Description of the task -
Drop the pictures; give again exactly the lines from the one holding "Give me a plain-text" through the end of the data.

Some records -
────────
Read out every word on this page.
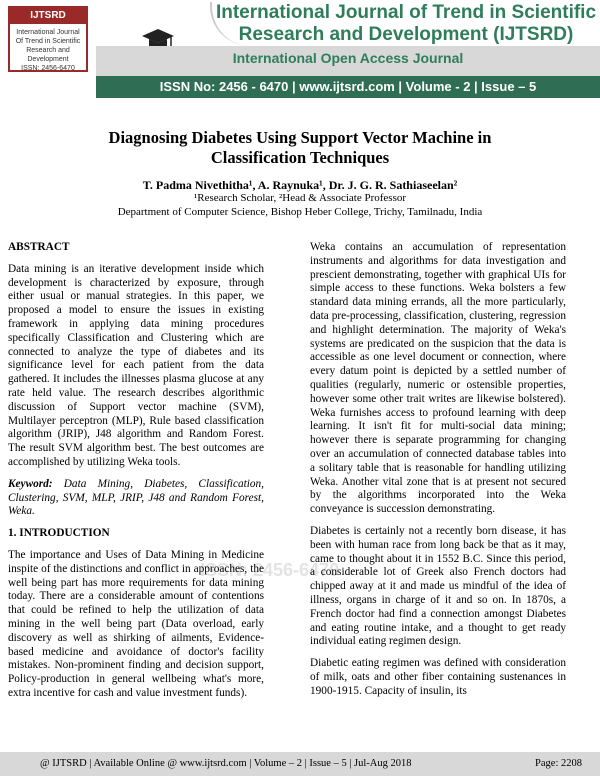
IJTSRD
International Journal
Of Trend in Scientific
Research and
Development
ISSN: 2456-6470
International Journal of Trend in Scientific
Research and Development (IJTSRD)
International Open Access Journal
ISSN No: 2456 - 6470 | www.ijtsrd.com | Volume - 2 | Issue – 5
Diagnosing Diabetes Using Support Vector Machine in
Classification Techniques
T. Padma Nivethitha¹, A. Raynuka¹, Dr. J. G. R. Sathiaseelan²
¹Research Scholar, ²Head & Associate Professor
Department of Computer Science, Bishop Heber College, Trichy, Tamilnadu, India
ISSN: 2456-6470

ABSTRACT

Data mining is an iterative development inside which development is characterized by exposure, through either usual or manual strategies. In this paper, we proposed a model to ensure the issues in existing framework in applying data mining procedures specifically Classification and Clustering which are connected to analyze the type of diabetes and its significance level for each patient from the data gathered. It includes the illnesses plasma glucose at any rate held value. The research describes algorithmic discussion of Support vector machine (SVM), Multilayer perceptron (MLP), Rule based classification algorithm (JRIP), J48 algorithm and Random Forest. The result SVM algorithm best. The best outcomes are accomplished by utilizing Weka tools.

Keyword: Data Mining, Diabetes, Classification, Clustering, SVM, MLP, JRIP, J48 and Random Forest, Weka.

1. INTRODUCTION

The importance and Uses of Data Mining in Medicine inspite of the distinctions and conflict in approaches, the well being part has more requirements for data mining today. There are a considerable amount of contentions that could be refined to help the utilization of data mining in the well being part (Data overload, early discovery as well as shirking of ailments, Evidence-based medicine and avoidance of doctor's facility mistakes. Non-prominent finding and decision support, Policy-production in general wellbeing what's more, extra incentive for cash and value investment funds).

Weka contains an accumulation of representation instruments and algorithms for data investigation and prescient demonstrating, together with graphical UIs for simple access to these functions. Weka bolsters a few standard data mining errands, all the more particularly, data pre-processing, classification, clustering, regression and highlight determination. The majority of Weka's systems are predicated on the suspicion that the data is accessible as one level document or connection, where every datum point is depicted by a settled number of qualities (regularly, numeric or ostensible properties, however some other trait writes are likewise bolstered). Weka furnishes access to profound learning with deep learning. It isn't fit for multi-social data mining; however there is separate programming for changing over an accumulation of connected database tables into a solitary table that is reasonable for handling utilizing Weka. Another vital zone that is at present not secured by the algorithms incorporated into the Weka conveyance is succession demonstrating.

Diabetes is certainly not a recently born disease, it has been with human race from long back be that as it may, came to thought about it in 1552 B.C. Since this period, a considerable lot of Greek also French doctors had chipped away at it and made us mindful of the idea of illness, organs in charge of it and so on. In 1870s, a French doctor had find a connection amongst Diabetes and eating routine intake, and a thought to get ready individual eating regimen design.

Diabetic eating regimen was defined with consideration of milk, oats and other fiber containing sustenances in 1900-1915. Capacity of insulin, its

@ IJTSRD | Available Online @ www.ijtsrd.com | Volume – 2 | Issue – 5 | Jul-Aug 2018	Page: 2208
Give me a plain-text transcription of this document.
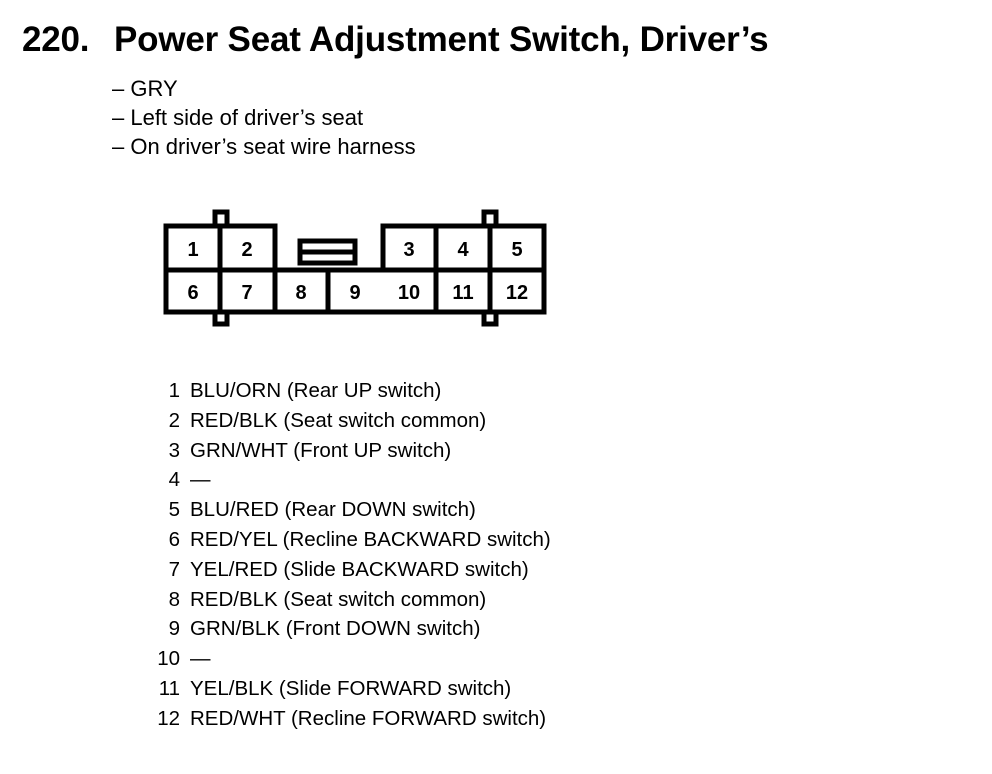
220. Power Seat Adjustment Switch, Driver’s
– GRY
– Left side of driver’s seat
– On driver’s seat wire harness
1 2	3 4 5
6 7 8 9 10 11 12
1 BLU/ORN (Rear UP switch)
2 RED/BLK (Seat switch common)
3 GRN/WHT (Front UP switch)
4 —
5 BLU/RED (Rear DOWN switch)
6 RED/YEL (Recline BACKWARD switch)
7 YEL/RED (Slide BACKWARD switch)
8 RED/BLK (Seat switch common)
9 GRN/BLK (Front DOWN switch)
10 —
11 YEL/BLK (Slide FORWARD switch)
12 RED/WHT (Recline FORWARD switch)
────────
Exercise answer -
Give me a plain-text transcription of this document.
220. Power Seat Adjustment Switch, Driver’s
– GRY
– Left side of driver’s seat
– On driver’s seat wire harness
1 2	3 4 5
6 7 8 9 10 11 12
1 BLU/ORN (Rear UP switch)
2 RED/BLK (Seat switch common)
3 GRN/WHT (Front UP switch)
4 —
5 BLU/RED (Rear DOWN switch)
6 RED/YEL (Recline BACKWARD switch)
7 YEL/RED (Slide BACKWARD switch)
8 RED/BLK (Seat switch common)
9 GRN/BLK (Front DOWN switch)
10 —
11 YEL/BLK (Slide FORWARD switch)
12 RED/WHT (Recline FORWARD switch)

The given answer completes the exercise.